• Testo fornito
╭──
Dal giullare medievale all’artista indipendente: la musica è sempre stata campo di battaglia tra libertà espressiva e logiche di potere. Oggi le major si dipingono inclusive, ma i dati raccontano un’altra storia. Tra washing di vario tipo e discriminazioni normalizzate, chi riesce davvero ad accedere all’ingranaggio? E chi è costretto, ancora una volta, a diventare menestrello per sopravvivere?


Cos’è la musica, alle porte del 2026? I wrapped di Spotify, i numeri da record, i concerti sold out, i talent show, Sanremo; il minimo comune denominatore sono loro: i soldi. Ma non è sempre stato così. Agli albori delle prime società, prima dell’avvento del music business, la musica era libera e risuonava nelle piazze, nei riti collettivi, nelle voci di chi cantava storie per il popolo. Poi qualcosa si è rotto; o forse, semplicemente, qualcuno l’ha comprata.

L’arte sonora è prerogativa dell’umanità – ma non montiamoci la testa, molti coinquilini “animali non umani” condividono questa stessa attitudine – e si è evoluta seguendo le diverse fasi della civiltà. Tramandata di generazione in generazione, ha mantenuto intatta la sua radice: è da sempre la custode della tradizione orale.

Sin dai riti sciamanici delle comunità preistoriche, la musica è stata un veicolo di connessione con una dimensione ultraterrena e parte fondante delle cerimonie religiose di tutte le civiltà successive. Parallelamente, riflettendo il perpetuo dualismo umano tra il sacro e il profano, venne da subito impiegata come intrattenimento sociale, espletando un ruolo di condivisione collettiva. Nel Medioevo, i giullari (e le giullaresse) fungevano da tramite tra cultura alta e popolare, parlando per – e con – il popolo. Erano uomini e donne che vivevano alla giornata, esercitando le loro variegate doti artistiche: chi parodizzava avvenimenti storici; chi danzava rappresentando miti e leggende; chi incantava il pubblico – o lo raggirava, a seconda del caso – con la giocoleria; e chi cantava storie avventurose, con l’ausilio della musica.
╰──
• Record forniti
╭──
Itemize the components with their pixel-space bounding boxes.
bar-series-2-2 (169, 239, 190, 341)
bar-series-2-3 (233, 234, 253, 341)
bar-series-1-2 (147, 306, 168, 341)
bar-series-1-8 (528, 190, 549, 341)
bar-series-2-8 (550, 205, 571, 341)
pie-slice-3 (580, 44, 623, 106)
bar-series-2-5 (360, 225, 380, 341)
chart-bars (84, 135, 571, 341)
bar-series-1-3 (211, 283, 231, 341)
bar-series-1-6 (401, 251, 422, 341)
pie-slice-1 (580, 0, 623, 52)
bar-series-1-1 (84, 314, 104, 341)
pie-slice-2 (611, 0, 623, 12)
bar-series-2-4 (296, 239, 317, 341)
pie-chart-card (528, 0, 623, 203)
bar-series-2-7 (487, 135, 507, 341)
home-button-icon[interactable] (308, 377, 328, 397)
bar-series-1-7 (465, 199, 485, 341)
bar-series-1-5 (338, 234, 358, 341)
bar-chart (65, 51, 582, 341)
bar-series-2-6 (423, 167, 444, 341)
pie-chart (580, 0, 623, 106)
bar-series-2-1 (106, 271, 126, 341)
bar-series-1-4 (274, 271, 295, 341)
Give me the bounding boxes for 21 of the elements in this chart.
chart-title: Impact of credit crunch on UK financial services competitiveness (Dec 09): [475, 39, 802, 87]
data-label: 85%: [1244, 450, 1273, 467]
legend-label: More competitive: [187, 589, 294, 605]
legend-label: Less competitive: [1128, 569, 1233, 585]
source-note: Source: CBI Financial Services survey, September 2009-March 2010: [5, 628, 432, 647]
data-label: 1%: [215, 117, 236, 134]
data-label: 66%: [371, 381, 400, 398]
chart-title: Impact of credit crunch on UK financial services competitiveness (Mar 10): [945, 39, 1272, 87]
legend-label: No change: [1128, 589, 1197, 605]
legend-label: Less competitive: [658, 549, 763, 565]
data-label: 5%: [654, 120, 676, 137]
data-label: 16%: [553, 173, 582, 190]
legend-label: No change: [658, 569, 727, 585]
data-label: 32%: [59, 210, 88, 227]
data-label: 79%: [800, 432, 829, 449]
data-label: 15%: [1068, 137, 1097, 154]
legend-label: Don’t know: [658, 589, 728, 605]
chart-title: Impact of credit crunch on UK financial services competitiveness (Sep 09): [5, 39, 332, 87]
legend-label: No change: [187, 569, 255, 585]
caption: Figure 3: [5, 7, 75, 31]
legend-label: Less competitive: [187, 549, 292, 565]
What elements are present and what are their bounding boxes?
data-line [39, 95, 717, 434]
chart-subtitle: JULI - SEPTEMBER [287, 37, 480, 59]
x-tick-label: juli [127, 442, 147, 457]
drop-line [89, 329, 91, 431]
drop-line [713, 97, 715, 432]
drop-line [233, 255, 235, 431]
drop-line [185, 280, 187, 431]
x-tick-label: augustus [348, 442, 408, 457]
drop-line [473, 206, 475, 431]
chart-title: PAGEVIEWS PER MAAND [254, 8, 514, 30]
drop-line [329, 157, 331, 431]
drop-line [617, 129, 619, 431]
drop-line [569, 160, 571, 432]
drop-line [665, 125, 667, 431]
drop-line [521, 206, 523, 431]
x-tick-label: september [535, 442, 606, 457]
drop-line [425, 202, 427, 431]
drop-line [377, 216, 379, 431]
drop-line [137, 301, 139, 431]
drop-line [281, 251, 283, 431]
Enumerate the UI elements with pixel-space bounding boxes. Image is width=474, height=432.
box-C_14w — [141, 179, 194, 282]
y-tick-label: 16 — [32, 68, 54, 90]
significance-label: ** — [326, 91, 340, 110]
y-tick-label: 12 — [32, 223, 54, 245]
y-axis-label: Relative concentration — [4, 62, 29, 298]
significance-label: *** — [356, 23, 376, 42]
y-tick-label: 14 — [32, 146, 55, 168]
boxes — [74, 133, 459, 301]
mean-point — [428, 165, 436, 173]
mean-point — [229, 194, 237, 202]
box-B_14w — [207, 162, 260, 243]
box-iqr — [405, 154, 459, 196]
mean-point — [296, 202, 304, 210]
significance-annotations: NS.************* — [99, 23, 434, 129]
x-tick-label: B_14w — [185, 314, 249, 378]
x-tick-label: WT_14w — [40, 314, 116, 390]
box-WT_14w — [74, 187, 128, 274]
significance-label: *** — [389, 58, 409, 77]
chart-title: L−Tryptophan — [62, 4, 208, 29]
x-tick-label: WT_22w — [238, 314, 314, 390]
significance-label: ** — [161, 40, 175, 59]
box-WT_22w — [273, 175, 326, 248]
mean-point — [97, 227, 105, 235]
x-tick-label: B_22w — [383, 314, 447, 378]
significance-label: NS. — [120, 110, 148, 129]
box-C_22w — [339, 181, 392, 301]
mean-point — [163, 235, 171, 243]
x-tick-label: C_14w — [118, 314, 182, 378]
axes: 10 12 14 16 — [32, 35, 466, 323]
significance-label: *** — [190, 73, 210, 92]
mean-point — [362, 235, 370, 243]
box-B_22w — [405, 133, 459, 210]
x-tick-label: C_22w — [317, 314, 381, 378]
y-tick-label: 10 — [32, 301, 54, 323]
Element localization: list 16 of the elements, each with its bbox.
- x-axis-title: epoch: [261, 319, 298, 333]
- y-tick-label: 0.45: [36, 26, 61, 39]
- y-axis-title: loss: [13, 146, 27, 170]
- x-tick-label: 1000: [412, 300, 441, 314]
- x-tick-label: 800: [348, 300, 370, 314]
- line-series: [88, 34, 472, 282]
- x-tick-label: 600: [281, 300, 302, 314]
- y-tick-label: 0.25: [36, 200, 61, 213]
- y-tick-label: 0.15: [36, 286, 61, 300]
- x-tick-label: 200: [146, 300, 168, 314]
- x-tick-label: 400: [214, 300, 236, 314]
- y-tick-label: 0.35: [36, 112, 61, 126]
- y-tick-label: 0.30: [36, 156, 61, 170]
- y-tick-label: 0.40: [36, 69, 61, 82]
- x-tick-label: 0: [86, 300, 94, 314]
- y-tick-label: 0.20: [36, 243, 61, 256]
╰──
• Compito A
Secondo il testo sulla musica e il potere, chi nel Medioevo faceva da tramite tra cultura alta e cultura popolare?
• Compito B
Cita dal testo sulla musica e il potere tutto il passo che va da "Sin dai riti" fino a "l’ausilio della musica.".
I record non servono per svolgere il compito.

• Risposta al compito A
I giullari e le giullaresse.

• Risposta al compito B
Sin dai riti sciamanici delle comunità preistoriche, la musica è stata un veicolo di connessione con una dimensione ultraterrena e parte fondante delle cerimonie religiose di tutte le civiltà successive. Parallelamente, riflettendo il perpetuo dualismo umano tra il sacro e il profano, venne da subito impiegata come intrattenimento sociale, espletando un ruolo di condivisione collettiva. Nel Medioevo, i giullari (e le giullaresse) fungevano da tramite tra cultura alta e popolare, parlando per – e con – il popolo. Erano uomini e donne che vivevano alla giornata, esercitando le loro variegate doti artistiche: chi parodizzava avvenimenti storici; chi danzava rappresentando miti e leggende; chi incantava il pubblico – o lo raggirava, a seconda del caso – con la giocoleria; e chi cantava storie avventurose, con l’ausilio della musica.